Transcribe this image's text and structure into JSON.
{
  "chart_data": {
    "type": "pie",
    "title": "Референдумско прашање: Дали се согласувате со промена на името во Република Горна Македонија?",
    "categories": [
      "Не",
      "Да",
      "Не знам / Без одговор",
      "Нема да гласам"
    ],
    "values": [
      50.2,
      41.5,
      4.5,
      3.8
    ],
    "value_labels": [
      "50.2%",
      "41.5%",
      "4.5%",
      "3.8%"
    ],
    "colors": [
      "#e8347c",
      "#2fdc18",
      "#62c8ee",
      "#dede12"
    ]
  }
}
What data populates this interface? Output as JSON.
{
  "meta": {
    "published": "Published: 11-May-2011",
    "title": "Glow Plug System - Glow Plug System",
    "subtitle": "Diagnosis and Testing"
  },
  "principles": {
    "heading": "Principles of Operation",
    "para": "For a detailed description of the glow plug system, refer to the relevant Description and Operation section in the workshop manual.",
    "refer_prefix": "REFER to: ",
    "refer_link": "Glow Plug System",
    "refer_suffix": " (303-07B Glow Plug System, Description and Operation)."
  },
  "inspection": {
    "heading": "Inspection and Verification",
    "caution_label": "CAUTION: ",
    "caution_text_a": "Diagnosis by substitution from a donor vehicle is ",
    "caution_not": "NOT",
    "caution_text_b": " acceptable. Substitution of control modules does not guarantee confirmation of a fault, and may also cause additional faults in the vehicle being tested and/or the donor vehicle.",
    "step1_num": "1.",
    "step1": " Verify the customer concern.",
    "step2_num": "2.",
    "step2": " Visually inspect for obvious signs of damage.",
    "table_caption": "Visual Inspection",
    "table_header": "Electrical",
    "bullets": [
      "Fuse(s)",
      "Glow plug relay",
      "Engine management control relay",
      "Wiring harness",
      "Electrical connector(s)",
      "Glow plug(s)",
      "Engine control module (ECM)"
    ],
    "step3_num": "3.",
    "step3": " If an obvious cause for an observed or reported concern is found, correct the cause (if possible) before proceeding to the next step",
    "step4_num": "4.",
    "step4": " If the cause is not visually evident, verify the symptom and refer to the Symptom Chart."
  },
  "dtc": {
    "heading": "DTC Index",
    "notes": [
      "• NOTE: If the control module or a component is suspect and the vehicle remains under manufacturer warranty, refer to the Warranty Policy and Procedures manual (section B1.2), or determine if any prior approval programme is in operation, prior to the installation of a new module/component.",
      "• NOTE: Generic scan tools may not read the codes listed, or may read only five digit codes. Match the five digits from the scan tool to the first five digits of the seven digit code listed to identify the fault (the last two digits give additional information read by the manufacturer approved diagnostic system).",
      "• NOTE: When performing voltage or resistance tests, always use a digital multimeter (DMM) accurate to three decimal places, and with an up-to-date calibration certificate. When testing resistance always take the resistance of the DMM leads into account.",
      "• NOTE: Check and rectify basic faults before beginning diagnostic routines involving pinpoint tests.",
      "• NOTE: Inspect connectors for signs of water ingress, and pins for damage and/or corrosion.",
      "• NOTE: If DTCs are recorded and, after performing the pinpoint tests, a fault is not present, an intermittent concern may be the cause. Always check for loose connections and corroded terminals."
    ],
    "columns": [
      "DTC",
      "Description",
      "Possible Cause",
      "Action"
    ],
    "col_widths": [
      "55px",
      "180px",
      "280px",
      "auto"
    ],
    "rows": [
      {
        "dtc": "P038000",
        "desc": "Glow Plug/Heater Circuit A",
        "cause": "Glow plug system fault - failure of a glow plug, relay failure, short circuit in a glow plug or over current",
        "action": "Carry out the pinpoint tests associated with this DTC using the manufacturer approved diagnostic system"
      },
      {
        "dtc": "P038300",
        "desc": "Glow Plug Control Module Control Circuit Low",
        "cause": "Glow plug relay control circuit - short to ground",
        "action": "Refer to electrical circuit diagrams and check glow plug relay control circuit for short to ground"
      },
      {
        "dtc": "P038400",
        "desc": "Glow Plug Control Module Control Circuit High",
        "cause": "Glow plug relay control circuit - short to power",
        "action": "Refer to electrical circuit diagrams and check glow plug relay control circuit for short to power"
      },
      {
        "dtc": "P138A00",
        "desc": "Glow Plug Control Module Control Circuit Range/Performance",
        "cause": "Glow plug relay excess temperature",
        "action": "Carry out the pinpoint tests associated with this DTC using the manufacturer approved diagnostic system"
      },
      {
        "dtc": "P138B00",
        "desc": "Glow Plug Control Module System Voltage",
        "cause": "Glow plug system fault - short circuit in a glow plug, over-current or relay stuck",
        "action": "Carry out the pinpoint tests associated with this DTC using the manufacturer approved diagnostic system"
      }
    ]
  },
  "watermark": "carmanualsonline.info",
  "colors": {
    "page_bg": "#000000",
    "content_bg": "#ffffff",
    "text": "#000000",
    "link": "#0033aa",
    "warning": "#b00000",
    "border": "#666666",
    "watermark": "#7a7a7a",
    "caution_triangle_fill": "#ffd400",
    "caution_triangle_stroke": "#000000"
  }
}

*Task instructions:* Each line in the material above must be retyped without alteration.

*Result:*
Transcribe this image's text and structure into JSON.
{
  "chart_data": {
    "type": "pie",
    "title": "Референдумско прашање: Дали се согласувате со промена на името во Република Горна Македонија?",
    "categories": [
      "Не",
      "Да",
      "Не знам / Без одговор",
      "Нема да гласам"
    ],
    "values": [
      50.2,
      41.5,
      4.5,
      3.8
    ],
    "value_labels": [
      "50.2%",
      "41.5%",
      "4.5%",
      "3.8%"
    ],
    "colors": [
      "#e8347c",
      "#2fdc18",
      "#62c8ee",
      "#dede12"
    ]
  }
}
What data populates this interface? Output as JSON.
{
  "meta": {
    "published": "Published: 11-May-2011",
    "title": "Glow Plug System - Glow Plug System",
    "subtitle": "Diagnosis and Testing"
  },
  "principles": {
    "heading": "Principles of Operation",
    "para": "For a detailed description of the glow plug system, refer to the relevant Description and Operation section in the workshop manual.",
    "refer_prefix": "REFER to: ",
    "refer_link": "Glow Plug System",
    "refer_suffix": " (303-07B Glow Plug System, Description and Operation)."
  },
  "inspection": {
    "heading": "Inspection and Verification",
    "caution_label": "CAUTION: ",
    "caution_text_a": "Diagnosis by substitution from a donor vehicle is ",
    "caution_not": "NOT",
    "caution_text_b": " acceptable. Substitution of control modules does not guarantee confirmation of a fault, and may also cause additional faults in the vehicle being tested and/or the donor vehicle.",
    "step1_num": "1.",
    "step1": " Verify the customer concern.",
    "step2_num": "2.",
    "step2": " Visually inspect for obvious signs of damage.",
    "table_caption": "Visual Inspection",
    "table_header": "Electrical",
    "bullets": [
      "Fuse(s)",
      "Glow plug relay",
      "Engine management control relay",
      "Wiring harness",
      "Electrical connector(s)",
      "Glow plug(s)",
      "Engine control module (ECM)"
    ],
    "step3_num": "3.",
    "step3": " If an obvious cause for an observed or reported concern is found, correct the cause (if possible) before proceeding to the next step",
    "step4_num": "4.",
    "step4": " If the cause is not visually evident, verify the symptom and refer to the Symptom Chart."
  },
  "dtc": {
    "heading": "DTC Index",
    "notes": [
      "• NOTE: If the control module or a component is suspect and the vehicle remains under manufacturer warranty, refer to the Warranty Policy and Procedures manual (section B1.2), or determine if any prior approval programme is in operation, prior to the installation of a new module/component.",
      "• NOTE: Generic scan tools may not read the codes listed, or may read only five digit codes. Match the five digits from the scan tool to the first five digits of the seven digit code listed to identify the fault (the last two digits give additional information read by the manufacturer approved diagnostic system).",
      "• NOTE: When performing voltage or resistance tests, always use a digital multimeter (DMM) accurate to three decimal places, and with an up-to-date calibration certificate. When testing resistance always take the resistance of the DMM leads into account.",
      "• NOTE: Check and rectify basic faults before beginning diagnostic routines involving pinpoint tests.",
      "• NOTE: Inspect connectors for signs of water ingress, and pins for damage and/or corrosion.",
      "• NOTE: If DTCs are recorded and, after performing the pinpoint tests, a fault is not present, an intermittent concern may be the cause. Always check for loose connections and corroded terminals."
    ],
    "columns": [
      "DTC",
      "Description",
      "Possible Cause",
      "Action"
    ],
    "col_widths": [
      "55px",
      "180px",
      "280px",
      "auto"
    ],
    "rows": [
      {
        "dtc": "P038000",
        "desc": "Glow Plug/Heater Circuit A",
        "cause": "Glow plug system fault - failure of a glow plug, relay failure, short circuit in a glow plug or over current",
        "action": "Carry out the pinpoint tests associated with this DTC using the manufacturer approved diagnostic system"
      },
      {
        "dtc": "P038300",
        "desc": "Glow Plug Control Module Control Circuit Low",
        "cause": "Glow plug relay control circuit - short to ground",
        "action": "Refer to electrical circuit diagrams and check glow plug relay control circuit for short to ground"
      },
      {
        "dtc": "P038400",
        "desc": "Glow Plug Control Module Control Circuit High",
        "cause": "Glow plug relay control circuit - short to power",
        "action": "Refer to electrical circuit diagrams and check glow plug relay control circuit for short to power"
      },
      {
        "dtc": "P138A00",
        "desc": "Glow Plug Control Module Control Circuit Range/Performance",
        "cause": "Glow plug relay excess temperature",
        "action": "Carry out the pinpoint tests associated with this DTC using the manufacturer approved diagnostic system"
      },
      {
        "dtc": "P138B00",
        "desc": "Glow Plug Control Module System Voltage",
        "cause": "Glow plug system fault - short circuit in a glow plug, over-current or relay stuck",
        "action": "Carry out the pinpoint tests associated with this DTC using the manufacturer approved diagnostic system"
      }
    ]
  },
  "watermark": "carmanualsonline.info",
  "colors": {
    "page_bg": "#000000",
    "content_bg": "#ffffff",
    "text": "#000000",
    "link": "#0033aa",
    "warning": "#b00000",
    "border": "#666666",
    "watermark": "#7a7a7a",
    "caution_triangle_fill": "#ffd400",
    "caution_triangle_stroke": "#000000"
  }
}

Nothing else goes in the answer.